▶ _SHORT TASK_:
Please repeat all of the listing exactly.

▶ _INPUT_:
● ● ●
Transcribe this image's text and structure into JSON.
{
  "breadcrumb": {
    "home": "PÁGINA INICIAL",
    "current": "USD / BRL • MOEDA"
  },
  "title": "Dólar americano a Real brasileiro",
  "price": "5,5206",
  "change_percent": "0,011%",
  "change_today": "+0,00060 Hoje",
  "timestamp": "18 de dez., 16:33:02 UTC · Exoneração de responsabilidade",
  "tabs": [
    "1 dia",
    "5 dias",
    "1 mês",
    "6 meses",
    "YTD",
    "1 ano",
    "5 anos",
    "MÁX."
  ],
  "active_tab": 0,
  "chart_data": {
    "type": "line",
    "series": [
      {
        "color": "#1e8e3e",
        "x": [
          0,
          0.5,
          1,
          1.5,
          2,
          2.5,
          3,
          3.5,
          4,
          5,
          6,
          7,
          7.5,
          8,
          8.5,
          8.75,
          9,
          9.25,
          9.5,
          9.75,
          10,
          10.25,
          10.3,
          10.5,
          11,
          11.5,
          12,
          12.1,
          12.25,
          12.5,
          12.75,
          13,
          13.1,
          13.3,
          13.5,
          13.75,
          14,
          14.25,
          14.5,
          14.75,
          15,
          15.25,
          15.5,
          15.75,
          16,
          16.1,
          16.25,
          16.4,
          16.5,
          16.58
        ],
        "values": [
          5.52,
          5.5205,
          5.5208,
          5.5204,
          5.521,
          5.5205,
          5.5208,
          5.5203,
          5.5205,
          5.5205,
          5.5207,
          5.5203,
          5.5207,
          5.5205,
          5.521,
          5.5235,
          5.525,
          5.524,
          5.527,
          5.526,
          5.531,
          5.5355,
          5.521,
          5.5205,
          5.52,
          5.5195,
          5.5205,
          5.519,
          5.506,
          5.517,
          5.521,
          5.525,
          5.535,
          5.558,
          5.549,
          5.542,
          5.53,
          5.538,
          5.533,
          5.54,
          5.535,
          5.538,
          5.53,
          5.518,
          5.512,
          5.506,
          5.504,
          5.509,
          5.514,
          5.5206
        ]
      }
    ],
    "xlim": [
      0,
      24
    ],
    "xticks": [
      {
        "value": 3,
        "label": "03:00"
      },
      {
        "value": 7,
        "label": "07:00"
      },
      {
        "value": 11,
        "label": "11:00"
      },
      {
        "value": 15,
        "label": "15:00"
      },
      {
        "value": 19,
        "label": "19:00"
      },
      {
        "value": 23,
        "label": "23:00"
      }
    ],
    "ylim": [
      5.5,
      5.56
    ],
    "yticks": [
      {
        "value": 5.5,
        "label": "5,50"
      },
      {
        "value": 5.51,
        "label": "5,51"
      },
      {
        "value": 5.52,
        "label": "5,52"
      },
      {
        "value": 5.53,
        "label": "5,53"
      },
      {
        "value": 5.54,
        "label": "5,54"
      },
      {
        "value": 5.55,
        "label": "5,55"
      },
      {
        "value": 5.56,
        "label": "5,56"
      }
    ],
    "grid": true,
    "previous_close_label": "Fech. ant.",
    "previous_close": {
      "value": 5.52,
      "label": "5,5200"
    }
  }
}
● ● ●
▶ _FINISHED TASK_:
Transcribe this image's text and structure into JSON.
{
  "breadcrumb": {
    "home": "PÁGINA INICIAL",
    "current": "USD / BRL • MOEDA"
  },
  "title": "Dólar americano a Real brasileiro",
  "price": "5,5206",
  "change_percent": "0,011%",
  "change_today": "+0,00060 Hoje",
  "timestamp": "18 de dez., 16:33:02 UTC · Exoneração de responsabilidade",
  "tabs": [
    "1 dia",
    "5 dias",
    "1 mês",
    "6 meses",
    "YTD",
    "1 ano",
    "5 anos",
    "MÁX."
  ],
  "active_tab": 0,
  "chart_data": {
    "type": "line",
    "series": [
      {
        "color": "#1e8e3e",
        "x": [
          0,
          0.5,
          1,
          1.5,
          2,
          2.5,
          3,
          3.5,
          4,
          5,
          6,
          7,
          7.5,
          8,
          8.5,
          8.75,
          9,
          9.25,
          9.5,
          9.75,
          10,
          10.25,
          10.3,
          10.5,
          11,
          11.5,
          12,
          12.1,
          12.25,
          12.5,
          12.75,
          13,
          13.1,
          13.3,
          13.5,
          13.75,
          14,
          14.25,
          14.5,
          14.75,
          15,
          15.25,
          15.5,
          15.75,
          16,
          16.1,
          16.25,
          16.4,
          16.5,
          16.58
        ],
        "values": [
          5.52,
          5.5205,
          5.5208,
          5.5204,
          5.521,
          5.5205,
          5.5208,
          5.5203,
          5.5205,
          5.5205,
          5.5207,
          5.5203,
          5.5207,
          5.5205,
          5.521,
          5.5235,
          5.525,
          5.524,
          5.527,
          5.526,
          5.531,
          5.5355,
          5.521,
          5.5205,
          5.52,
          5.5195,
          5.5205,
          5.519,
          5.506,
          5.517,
          5.521,
          5.525,
          5.535,
          5.558,
          5.549,
          5.542,
          5.53,
          5.538,
          5.533,
          5.54,
          5.535,
          5.538,
          5.53,
          5.518,
          5.512,
          5.506,
          5.504,
          5.509,
          5.514,
          5.5206
        ]
      }
    ],
    "xlim": [
      0,
      24
    ],
    "xticks": [
      {
        "value": 3,
        "label": "03:00"
      },
      {
        "value": 7,
        "label": "07:00"
      },
      {
        "value": 11,
        "label": "11:00"
      },
      {
        "value": 15,
        "label": "15:00"
      },
      {
        "value": 19,
        "label": "19:00"
      },
      {
        "value": 23,
        "label": "23:00"
      }
    ],
    "ylim": [
      5.5,
      5.56
    ],
    "yticks": [
      {
        "value": 5.5,
        "label": "5,50"
      },
      {
        "value": 5.51,
        "label": "5,51"
      },
      {
        "value": 5.52,
        "label": "5,52"
      },
      {
        "value": 5.53,
        "label": "5,53"
      },
      {
        "value": 5.54,
        "label": "5,54"
      },
      {
        "value": 5.55,
        "label": "5,55"
      },
      {
        "value": 5.56,
        "label": "5,56"
      }
    ],
    "grid": true,
    "previous_close_label": "Fech. ant.",
    "previous_close": {
      "value": 5.52,
      "label": "5,5200"
    }
  }
}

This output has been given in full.